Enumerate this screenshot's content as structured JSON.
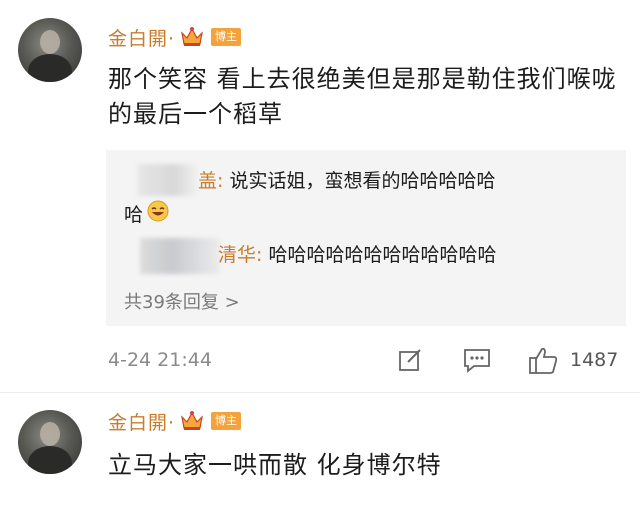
{
  "comments": [
    {
      "username": "金白開·",
      "badge": "博主",
      "text": "那个笑容 看上去很绝美但是那是勒住我们喉咙的最后一个稻草",
      "replies": [
        {
          "name_suffix": "盖:",
          "text": "说实话姐，蛮想看的哈哈哈哈哈",
          "text_cont": "哈"
        },
        {
          "name_suffix": "清华:",
          "text": "哈哈哈哈哈哈哈哈哈哈哈哈"
        }
      ],
      "more_replies": "共39条回复 >",
      "timestamp": "4-24 21:44",
      "likes": "1487"
    },
    {
      "username": "金白開·",
      "badge": "博主",
      "text": "立马大家一哄而散 化身博尔特"
    }
  ],
  "colors": {
    "username": "#c77d2c",
    "badge": "#f4a23a",
    "reply_bg": "#f4f4f4"
  },
  "icons": [
    "crown-icon",
    "laughing-emoji-icon",
    "edit-icon",
    "comment-icon",
    "thumbs-up-icon"
  ]
}
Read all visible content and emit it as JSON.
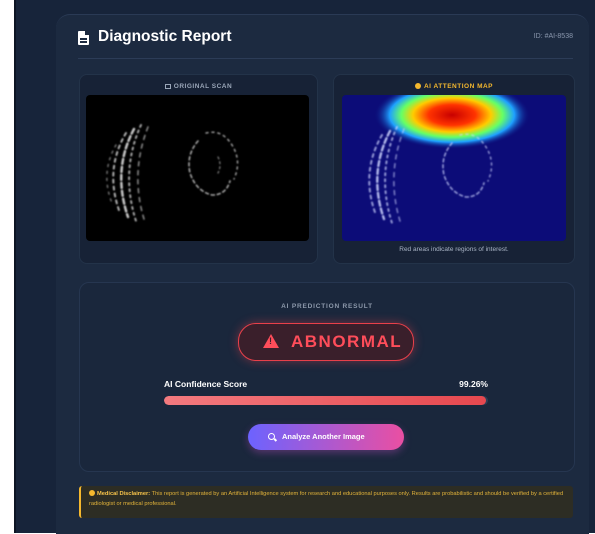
{
  "header": {
    "title": "Diagnostic Report",
    "report_id": "ID: #AI-8538"
  },
  "scan_panels": {
    "original_label": "ORIGINAL SCAN",
    "attention_label": "AI ATTENTION MAP",
    "attention_caption": "Red areas indicate regions of interest."
  },
  "result": {
    "heading": "AI PREDICTION RESULT",
    "prediction": "ABNORMAL",
    "confidence_label": "AI Confidence Score",
    "confidence_value": "99.26%",
    "confidence_fraction": 0.9926,
    "analyze_button": "Analyze Another Image"
  },
  "disclaimer": {
    "bold": "Medical Disclaimer:",
    "text": "This report is generated by an Artificial Intelligence system for research and educational purposes only. Results are probabilistic and should be verified by a certified radiologist or medical professional."
  },
  "colors": {
    "abnormal": "#ff4d5a",
    "warning": "#f5b82e",
    "button_start": "#6c63ff",
    "button_end": "#ea4fa2"
  },
  "icons": [
    "document-icon",
    "image-icon",
    "attention-dot-icon",
    "warning-triangle-icon",
    "search-icon",
    "info-icon"
  ]
}
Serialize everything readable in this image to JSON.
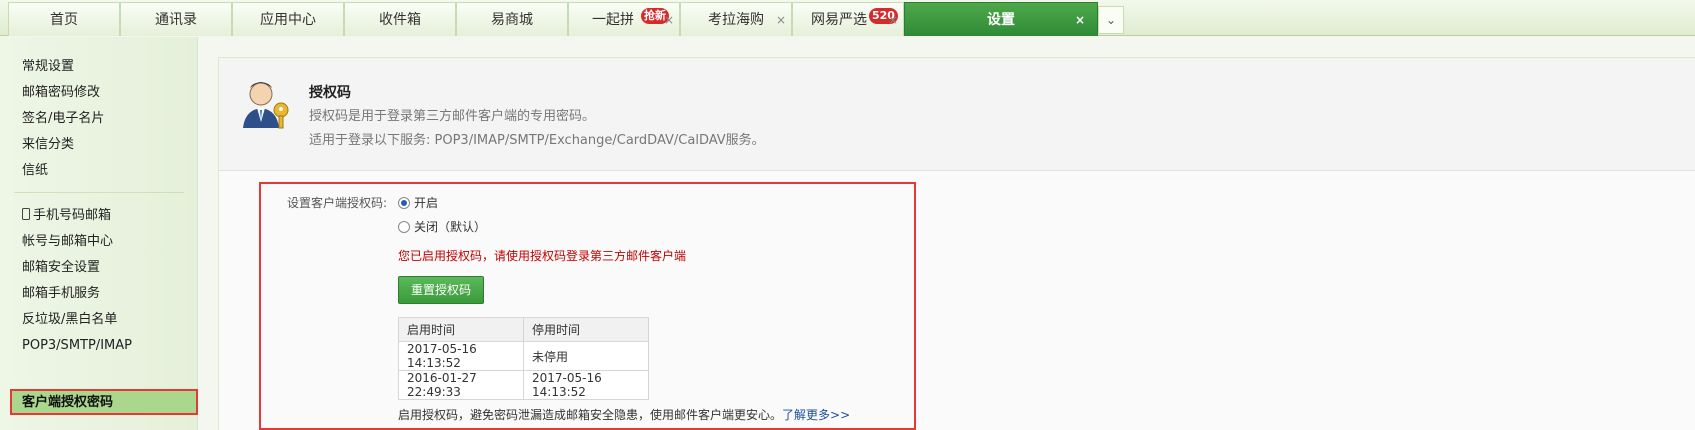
{
  "tabs": [
    {
      "label": "首页",
      "active": false
    },
    {
      "label": "通讯录",
      "active": false
    },
    {
      "label": "应用中心",
      "active": false
    },
    {
      "label": "收件箱",
      "active": false
    },
    {
      "label": "易商城",
      "active": false
    },
    {
      "label": "一起拼",
      "badge": "抢新",
      "closable": true
    },
    {
      "label": "考拉海购",
      "closable": true
    },
    {
      "label": "网易严选",
      "badge": "520",
      "closable": true
    },
    {
      "label": "设置",
      "active": true,
      "closable": true
    }
  ],
  "close_glyph": "×",
  "more_glyph": "⌄",
  "sidebar": {
    "group1": [
      "常规设置",
      "邮箱密码修改",
      "签名/电子名片",
      "来信分类",
      "信纸"
    ],
    "group2": [
      "手机号码邮箱",
      "帐号与邮箱中心",
      "邮箱安全设置",
      "邮箱手机服务",
      "反垃圾/黑白名单",
      "POP3/SMTP/IMAP",
      "客户端授权密码"
    ],
    "phone_icon": "phone-icon"
  },
  "header": {
    "title": "授权码",
    "line1": "授权码是用于登录第三方邮件客户端的专用密码。",
    "line2": "适用于登录以下服务: POP3/IMAP/SMTP/Exchange/CardDAV/CalDAV服务。"
  },
  "settings": {
    "label": "设置客户端授权码:",
    "option_on": "开启",
    "option_off": "关闭（默认）",
    "selected": "开启",
    "warning": "您已启用授权码，请使用授权码登录第三方邮件客户端",
    "reset_button": "重置授权码",
    "table_headers": [
      "启用时间",
      "停用时间"
    ],
    "table_rows": [
      [
        "2017-05-16 14:13:52",
        "未停用"
      ],
      [
        "2016-01-27 22:49:33",
        "2017-05-16 14:13:52"
      ]
    ],
    "footer_text": "启用授权码，避免密码泄漏造成邮箱安全隐患，使用邮件客户端更安心。",
    "footer_link": "了解更多>>"
  },
  "colors": {
    "accent": "#3a9a3a",
    "warning": "#c20000",
    "highlight": "#e53935"
  }
}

◇ ◇ ◇ ◇ ◇

**Description of the task:** Copy out the records above in full, exactly as written, but not the pictures.

**Reply:**
Enumerate this screenshot's content as structured JSON.
{
  "comments": [
    {
      "username": "金白開·",
      "badge": "博主",
      "text": "那个笑容 看上去很绝美但是那是勒住我们喉咙的最后一个稻草",
      "replies": [
        {
          "name_suffix": "盖:",
          "text": "说实话姐，蛮想看的哈哈哈哈哈",
          "text_cont": "哈"
        },
        {
          "name_suffix": "清华:",
          "text": "哈哈哈哈哈哈哈哈哈哈哈哈"
        }
      ],
      "more_replies": "共39条回复 >",
      "timestamp": "4-24 21:44",
      "likes": "1487"
    },
    {
      "username": "金白開·",
      "badge": "博主",
      "text": "立马大家一哄而散 化身博尔特"
    }
  ],
  "colors": {
    "username": "#c77d2c",
    "badge": "#f4a23a",
    "reply_bg": "#f4f4f4"
  },
  "icons": [
    "crown-icon",
    "laughing-emoji-icon",
    "edit-icon",
    "comment-icon",
    "thumbs-up-icon"
  ]
}
Read all visible content and emit it as JSON.
{
  "header": {
    "title": "Diagnostic Report",
    "report_id": "ID: #AI-8538"
  },
  "scan_panels": {
    "original_label": "ORIGINAL SCAN",
    "attention_label": "AI ATTENTION MAP",
    "attention_caption": "Red areas indicate regions of interest."
  },
  "result": {
    "heading": "AI PREDICTION RESULT",
    "prediction": "ABNORMAL",
    "confidence_label": "AI Confidence Score",
    "confidence_value": "99.26%",
    "confidence_fraction": 0.9926,
    "analyze_button": "Analyze Another Image"
  },
  "disclaimer": {
    "bold": "Medical Disclaimer:",
    "text": "This report is generated by an Artificial Intelligence system for research and educational purposes only. Results are probabilistic and should be verified by a certified radiologist or medical professional."
  },
  "colors": {
    "abnormal": "#ff4d5a",
    "warning": "#f5b82e",
    "button_start": "#6c63ff",
    "button_end": "#ea4fa2"
  },
  "icons": [
    "document-icon",
    "image-icon",
    "attention-dot-icon",
    "warning-triangle-icon",
    "search-icon",
    "info-icon"
  ]
}
Serialize everything readable in this image to JSON.
{
  "tabs": [
    {
      "label": "首页",
      "active": false
    },
    {
      "label": "通讯录",
      "active": false
    },
    {
      "label": "应用中心",
      "active": false
    },
    {
      "label": "收件箱",
      "active": false
    },
    {
      "label": "易商城",
      "active": false
    },
    {
      "label": "一起拼",
      "badge": "抢新",
      "closable": true
    },
    {
      "label": "考拉海购",
      "closable": true
    },
    {
      "label": "网易严选",
      "badge": "520",
      "closable": true
    },
    {
      "label": "设置",
      "active": true,
      "closable": true
    }
  ],
  "close_glyph": "×",
  "more_glyph": "⌄",
  "sidebar": {
    "group1": [
      "常规设置",
      "邮箱密码修改",
      "签名/电子名片",
      "来信分类",
      "信纸"
    ],
    "group2": [
      "手机号码邮箱",
      "帐号与邮箱中心",
      "邮箱安全设置",
      "邮箱手机服务",
      "反垃圾/黑白名单",
      "POP3/SMTP/IMAP",
      "客户端授权密码"
    ],
    "phone_icon": "phone-icon"
  },
  "header": {
    "title": "授权码",
    "line1": "授权码是用于登录第三方邮件客户端的专用密码。",
    "line2": "适用于登录以下服务: POP3/IMAP/SMTP/Exchange/CardDAV/CalDAV服务。"
  },
  "settings": {
    "label": "设置客户端授权码:",
    "option_on": "开启",
    "option_off": "关闭（默认）",
    "selected": "开启",
    "warning": "您已启用授权码，请使用授权码登录第三方邮件客户端",
    "reset_button": "重置授权码",
    "table_headers": [
      "启用时间",
      "停用时间"
    ],
    "table_rows": [
      [
        "2017-05-16 14:13:52",
        "未停用"
      ],
      [
        "2016-01-27 22:49:33",
        "2017-05-16 14:13:52"
      ]
    ],
    "footer_text": "启用授权码，避免密码泄漏造成邮箱安全隐患，使用邮件客户端更安心。",
    "footer_link": "了解更多>>"
  },
  "colors": {
    "accent": "#3a9a3a",
    "warning": "#c20000",
    "highlight": "#e53935"
  }
}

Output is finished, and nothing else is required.